--- START OF Information supplied ---
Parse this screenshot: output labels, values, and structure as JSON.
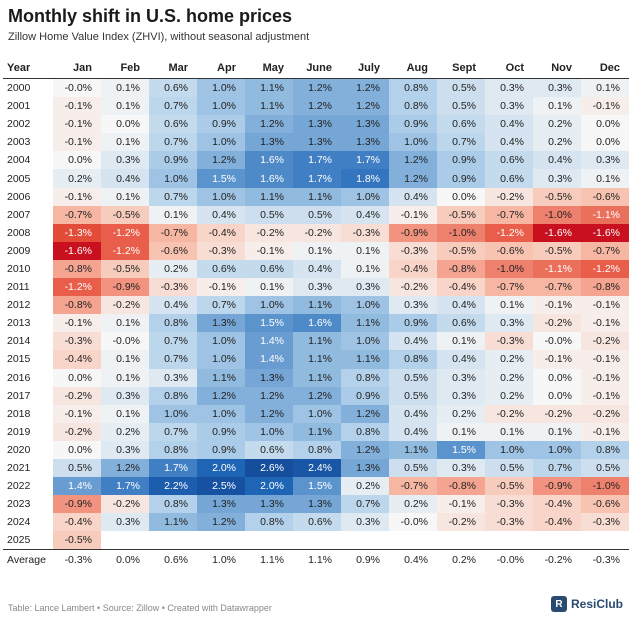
{
  "header": {
    "title": "Monthly shift in U.S. home prices",
    "subtitle": "Zillow Home Value Index (ZHVI), without seasonal adjustment"
  },
  "footer": {
    "source": "Table: Lance Lambert • Source: Zillow • Created with Datawrapper",
    "brand_mark": "R",
    "brand_name": "ResiClub"
  },
  "colors": {
    "positive": "#1f67b8",
    "negative": "#c8101e",
    "neutral": "#f7f7f7"
  },
  "chart_data": {
    "type": "heatmap",
    "title": "Monthly shift in U.S. home prices",
    "subtitle": "Zillow Home Value Index (ZHVI), without seasonal adjustment",
    "row_header": "Year",
    "columns": [
      "Jan",
      "Feb",
      "Mar",
      "Apr",
      "May",
      "June",
      "July",
      "Aug",
      "Sept",
      "Oct",
      "Nov",
      "Dec"
    ],
    "unit": "%",
    "rows": [
      {
        "label": "2000",
        "values": [
          "-0.0",
          "0.1",
          "0.6",
          "1.0",
          "1.1",
          "1.2",
          "1.2",
          "0.8",
          "0.5",
          "0.3",
          "0.3",
          "0.1"
        ]
      },
      {
        "label": "2001",
        "values": [
          "-0.1",
          "0.1",
          "0.7",
          "1.0",
          "1.1",
          "1.2",
          "1.2",
          "0.8",
          "0.5",
          "0.3",
          "0.1",
          "-0.1"
        ]
      },
      {
        "label": "2002",
        "values": [
          "-0.1",
          "0.0",
          "0.6",
          "0.9",
          "1.2",
          "1.3",
          "1.3",
          "0.9",
          "0.6",
          "0.4",
          "0.2",
          "0.0"
        ]
      },
      {
        "label": "2003",
        "values": [
          "-0.1",
          "0.1",
          "0.7",
          "1.0",
          "1.3",
          "1.3",
          "1.3",
          "1.0",
          "0.7",
          "0.4",
          "0.2",
          "0.0"
        ]
      },
      {
        "label": "2004",
        "values": [
          "0.0",
          "0.3",
          "0.9",
          "1.2",
          "1.6",
          "1.7",
          "1.7",
          "1.2",
          "0.9",
          "0.6",
          "0.4",
          "0.3"
        ]
      },
      {
        "label": "2005",
        "values": [
          "0.2",
          "0.4",
          "1.0",
          "1.5",
          "1.6",
          "1.7",
          "1.8",
          "1.2",
          "0.9",
          "0.6",
          "0.3",
          "0.1"
        ]
      },
      {
        "label": "2006",
        "values": [
          "-0.1",
          "0.1",
          "0.7",
          "1.0",
          "1.1",
          "1.1",
          "1.0",
          "0.4",
          "0.0",
          "-0.2",
          "-0.5",
          "-0.6"
        ]
      },
      {
        "label": "2007",
        "values": [
          "-0.7",
          "-0.5",
          "0.1",
          "0.4",
          "0.5",
          "0.5",
          "0.4",
          "-0.1",
          "-0.5",
          "-0.7",
          "-1.0",
          "-1.1"
        ]
      },
      {
        "label": "2008",
        "values": [
          "-1.3",
          "-1.2",
          "-0.7",
          "-0.4",
          "-0.2",
          "-0.2",
          "-0.3",
          "-0.9",
          "-1.0",
          "-1.2",
          "-1.6",
          "-1.6"
        ]
      },
      {
        "label": "2009",
        "values": [
          "-1.6",
          "-1.2",
          "-0.6",
          "-0.3",
          "-0.1",
          "0.1",
          "0.1",
          "-0.3",
          "-0.5",
          "-0.6",
          "-0.5",
          "-0.7"
        ]
      },
      {
        "label": "2010",
        "values": [
          "-0.8",
          "-0.5",
          "0.2",
          "0.6",
          "0.6",
          "0.4",
          "0.1",
          "-0.4",
          "-0.8",
          "-1.0",
          "-1.1",
          "-1.2"
        ]
      },
      {
        "label": "2011",
        "values": [
          "-1.2",
          "-0.9",
          "-0.3",
          "-0.1",
          "0.1",
          "0.3",
          "0.3",
          "-0.2",
          "-0.4",
          "-0.7",
          "-0.7",
          "-0.8"
        ]
      },
      {
        "label": "2012",
        "values": [
          "-0.8",
          "-0.2",
          "0.4",
          "0.7",
          "1.0",
          "1.1",
          "1.0",
          "0.3",
          "0.4",
          "0.1",
          "-0.1",
          "-0.1"
        ]
      },
      {
        "label": "2013",
        "values": [
          "-0.1",
          "0.1",
          "0.8",
          "1.3",
          "1.5",
          "1.6",
          "1.1",
          "0.9",
          "0.6",
          "0.3",
          "-0.2",
          "-0.1"
        ]
      },
      {
        "label": "2014",
        "values": [
          "-0.3",
          "-0.0",
          "0.7",
          "1.0",
          "1.4",
          "1.1",
          "1.0",
          "0.4",
          "0.1",
          "-0.3",
          "-0.0",
          "-0.2"
        ]
      },
      {
        "label": "2015",
        "values": [
          "-0.4",
          "0.1",
          "0.7",
          "1.0",
          "1.4",
          "1.1",
          "1.1",
          "0.8",
          "0.4",
          "0.2",
          "-0.1",
          "-0.1"
        ]
      },
      {
        "label": "2016",
        "values": [
          "0.0",
          "0.1",
          "0.3",
          "1.1",
          "1.3",
          "1.1",
          "0.8",
          "0.5",
          "0.3",
          "0.2",
          "0.0",
          "-0.1"
        ]
      },
      {
        "label": "2017",
        "values": [
          "-0.2",
          "0.3",
          "0.8",
          "1.2",
          "1.2",
          "1.2",
          "0.9",
          "0.5",
          "0.3",
          "0.2",
          "0.0",
          "-0.1"
        ]
      },
      {
        "label": "2018",
        "values": [
          "-0.1",
          "0.1",
          "1.0",
          "1.0",
          "1.2",
          "1.0",
          "1.2",
          "0.4",
          "0.2",
          "-0.2",
          "-0.2",
          "-0.2"
        ]
      },
      {
        "label": "2019",
        "values": [
          "-0.2",
          "0.2",
          "0.7",
          "0.9",
          "1.0",
          "1.1",
          "0.8",
          "0.4",
          "0.1",
          "0.1",
          "0.1",
          "-0.1"
        ]
      },
      {
        "label": "2020",
        "values": [
          "0.0",
          "0.3",
          "0.8",
          "0.9",
          "0.6",
          "0.8",
          "1.2",
          "1.1",
          "1.5",
          "1.0",
          "1.0",
          "0.8"
        ]
      },
      {
        "label": "2021",
        "values": [
          "0.5",
          "1.2",
          "1.7",
          "2.0",
          "2.6",
          "2.4",
          "1.3",
          "0.5",
          "0.3",
          "0.5",
          "0.7",
          "0.5"
        ]
      },
      {
        "label": "2022",
        "values": [
          "1.4",
          "1.7",
          "2.2",
          "2.5",
          "2.0",
          "1.5",
          "0.2",
          "-0.7",
          "-0.8",
          "-0.5",
          "-0.9",
          "-1.0"
        ]
      },
      {
        "label": "2023",
        "values": [
          "-0.9",
          "-0.2",
          "0.8",
          "1.3",
          "1.3",
          "1.3",
          "0.7",
          "0.2",
          "-0.1",
          "-0.3",
          "-0.4",
          "-0.6"
        ]
      },
      {
        "label": "2024",
        "values": [
          "-0.4",
          "0.3",
          "1.1",
          "1.2",
          "0.8",
          "0.6",
          "0.3",
          "-0.0",
          "-0.2",
          "-0.3",
          "-0.4",
          "-0.3"
        ]
      },
      {
        "label": "2025",
        "values": [
          "-0.5",
          "",
          "",
          "",
          "",
          "",
          "",
          "",
          "",
          "",
          "",
          ""
        ]
      }
    ],
    "average": {
      "label": "Average",
      "values": [
        "-0.3",
        "0.0",
        "0.6",
        "1.0",
        "1.1",
        "1.1",
        "0.9",
        "0.4",
        "0.2",
        "-0.0",
        "-0.2",
        "-0.3"
      ]
    },
    "color_range": [
      -1.6,
      2.6
    ]
  }
}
--- END OF Information supplied ---
### Problem description
Write out the material above once more, exactly as it reads, with no pictures.

### Written solution
Parse this screenshot: output labels, values, and structure as JSON.
{
  "header": {
    "title": "Monthly shift in U.S. home prices",
    "subtitle": "Zillow Home Value Index (ZHVI), without seasonal adjustment"
  },
  "footer": {
    "source": "Table: Lance Lambert • Source: Zillow • Created with Datawrapper",
    "brand_mark": "R",
    "brand_name": "ResiClub"
  },
  "colors": {
    "positive": "#1f67b8",
    "negative": "#c8101e",
    "neutral": "#f7f7f7"
  },
  "chart_data": {
    "type": "heatmap",
    "title": "Monthly shift in U.S. home prices",
    "subtitle": "Zillow Home Value Index (ZHVI), without seasonal adjustment",
    "row_header": "Year",
    "columns": [
      "Jan",
      "Feb",
      "Mar",
      "Apr",
      "May",
      "June",
      "July",
      "Aug",
      "Sept",
      "Oct",
      "Nov",
      "Dec"
    ],
    "unit": "%",
    "rows": [
      {
        "label": "2000",
        "values": [
          "-0.0",
          "0.1",
          "0.6",
          "1.0",
          "1.1",
          "1.2",
          "1.2",
          "0.8",
          "0.5",
          "0.3",
          "0.3",
          "0.1"
        ]
      },
      {
        "label": "2001",
        "values": [
          "-0.1",
          "0.1",
          "0.7",
          "1.0",
          "1.1",
          "1.2",
          "1.2",
          "0.8",
          "0.5",
          "0.3",
          "0.1",
          "-0.1"
        ]
      },
      {
        "label": "2002",
        "values": [
          "-0.1",
          "0.0",
          "0.6",
          "0.9",
          "1.2",
          "1.3",
          "1.3",
          "0.9",
          "0.6",
          "0.4",
          "0.2",
          "0.0"
        ]
      },
      {
        "label": "2003",
        "values": [
          "-0.1",
          "0.1",
          "0.7",
          "1.0",
          "1.3",
          "1.3",
          "1.3",
          "1.0",
          "0.7",
          "0.4",
          "0.2",
          "0.0"
        ]
      },
      {
        "label": "2004",
        "values": [
          "0.0",
          "0.3",
          "0.9",
          "1.2",
          "1.6",
          "1.7",
          "1.7",
          "1.2",
          "0.9",
          "0.6",
          "0.4",
          "0.3"
        ]
      },
      {
        "label": "2005",
        "values": [
          "0.2",
          "0.4",
          "1.0",
          "1.5",
          "1.6",
          "1.7",
          "1.8",
          "1.2",
          "0.9",
          "0.6",
          "0.3",
          "0.1"
        ]
      },
      {
        "label": "2006",
        "values": [
          "-0.1",
          "0.1",
          "0.7",
          "1.0",
          "1.1",
          "1.1",
          "1.0",
          "0.4",
          "0.0",
          "-0.2",
          "-0.5",
          "-0.6"
        ]
      },
      {
        "label": "2007",
        "values": [
          "-0.7",
          "-0.5",
          "0.1",
          "0.4",
          "0.5",
          "0.5",
          "0.4",
          "-0.1",
          "-0.5",
          "-0.7",
          "-1.0",
          "-1.1"
        ]
      },
      {
        "label": "2008",
        "values": [
          "-1.3",
          "-1.2",
          "-0.7",
          "-0.4",
          "-0.2",
          "-0.2",
          "-0.3",
          "-0.9",
          "-1.0",
          "-1.2",
          "-1.6",
          "-1.6"
        ]
      },
      {
        "label": "2009",
        "values": [
          "-1.6",
          "-1.2",
          "-0.6",
          "-0.3",
          "-0.1",
          "0.1",
          "0.1",
          "-0.3",
          "-0.5",
          "-0.6",
          "-0.5",
          "-0.7"
        ]
      },
      {
        "label": "2010",
        "values": [
          "-0.8",
          "-0.5",
          "0.2",
          "0.6",
          "0.6",
          "0.4",
          "0.1",
          "-0.4",
          "-0.8",
          "-1.0",
          "-1.1",
          "-1.2"
        ]
      },
      {
        "label": "2011",
        "values": [
          "-1.2",
          "-0.9",
          "-0.3",
          "-0.1",
          "0.1",
          "0.3",
          "0.3",
          "-0.2",
          "-0.4",
          "-0.7",
          "-0.7",
          "-0.8"
        ]
      },
      {
        "label": "2012",
        "values": [
          "-0.8",
          "-0.2",
          "0.4",
          "0.7",
          "1.0",
          "1.1",
          "1.0",
          "0.3",
          "0.4",
          "0.1",
          "-0.1",
          "-0.1"
        ]
      },
      {
        "label": "2013",
        "values": [
          "-0.1",
          "0.1",
          "0.8",
          "1.3",
          "1.5",
          "1.6",
          "1.1",
          "0.9",
          "0.6",
          "0.3",
          "-0.2",
          "-0.1"
        ]
      },
      {
        "label": "2014",
        "values": [
          "-0.3",
          "-0.0",
          "0.7",
          "1.0",
          "1.4",
          "1.1",
          "1.0",
          "0.4",
          "0.1",
          "-0.3",
          "-0.0",
          "-0.2"
        ]
      },
      {
        "label": "2015",
        "values": [
          "-0.4",
          "0.1",
          "0.7",
          "1.0",
          "1.4",
          "1.1",
          "1.1",
          "0.8",
          "0.4",
          "0.2",
          "-0.1",
          "-0.1"
        ]
      },
      {
        "label": "2016",
        "values": [
          "0.0",
          "0.1",
          "0.3",
          "1.1",
          "1.3",
          "1.1",
          "0.8",
          "0.5",
          "0.3",
          "0.2",
          "0.0",
          "-0.1"
        ]
      },
      {
        "label": "2017",
        "values": [
          "-0.2",
          "0.3",
          "0.8",
          "1.2",
          "1.2",
          "1.2",
          "0.9",
          "0.5",
          "0.3",
          "0.2",
          "0.0",
          "-0.1"
        ]
      },
      {
        "label": "2018",
        "values": [
          "-0.1",
          "0.1",
          "1.0",
          "1.0",
          "1.2",
          "1.0",
          "1.2",
          "0.4",
          "0.2",
          "-0.2",
          "-0.2",
          "-0.2"
        ]
      },
      {
        "label": "2019",
        "values": [
          "-0.2",
          "0.2",
          "0.7",
          "0.9",
          "1.0",
          "1.1",
          "0.8",
          "0.4",
          "0.1",
          "0.1",
          "0.1",
          "-0.1"
        ]
      },
      {
        "label": "2020",
        "values": [
          "0.0",
          "0.3",
          "0.8",
          "0.9",
          "0.6",
          "0.8",
          "1.2",
          "1.1",
          "1.5",
          "1.0",
          "1.0",
          "0.8"
        ]
      },
      {
        "label": "2021",
        "values": [
          "0.5",
          "1.2",
          "1.7",
          "2.0",
          "2.6",
          "2.4",
          "1.3",
          "0.5",
          "0.3",
          "0.5",
          "0.7",
          "0.5"
        ]
      },
      {
        "label": "2022",
        "values": [
          "1.4",
          "1.7",
          "2.2",
          "2.5",
          "2.0",
          "1.5",
          "0.2",
          "-0.7",
          "-0.8",
          "-0.5",
          "-0.9",
          "-1.0"
        ]
      },
      {
        "label": "2023",
        "values": [
          "-0.9",
          "-0.2",
          "0.8",
          "1.3",
          "1.3",
          "1.3",
          "0.7",
          "0.2",
          "-0.1",
          "-0.3",
          "-0.4",
          "-0.6"
        ]
      },
      {
        "label": "2024",
        "values": [
          "-0.4",
          "0.3",
          "1.1",
          "1.2",
          "0.8",
          "0.6",
          "0.3",
          "-0.0",
          "-0.2",
          "-0.3",
          "-0.4",
          "-0.3"
        ]
      },
      {
        "label": "2025",
        "values": [
          "-0.5",
          "",
          "",
          "",
          "",
          "",
          "",
          "",
          "",
          "",
          "",
          ""
        ]
      }
    ],
    "average": {
      "label": "Average",
      "values": [
        "-0.3",
        "0.0",
        "0.6",
        "1.0",
        "1.1",
        "1.1",
        "0.9",
        "0.4",
        "0.2",
        "-0.0",
        "-0.2",
        "-0.3"
      ]
    },
    "color_range": [
      -1.6,
      2.6
    ]
  }
}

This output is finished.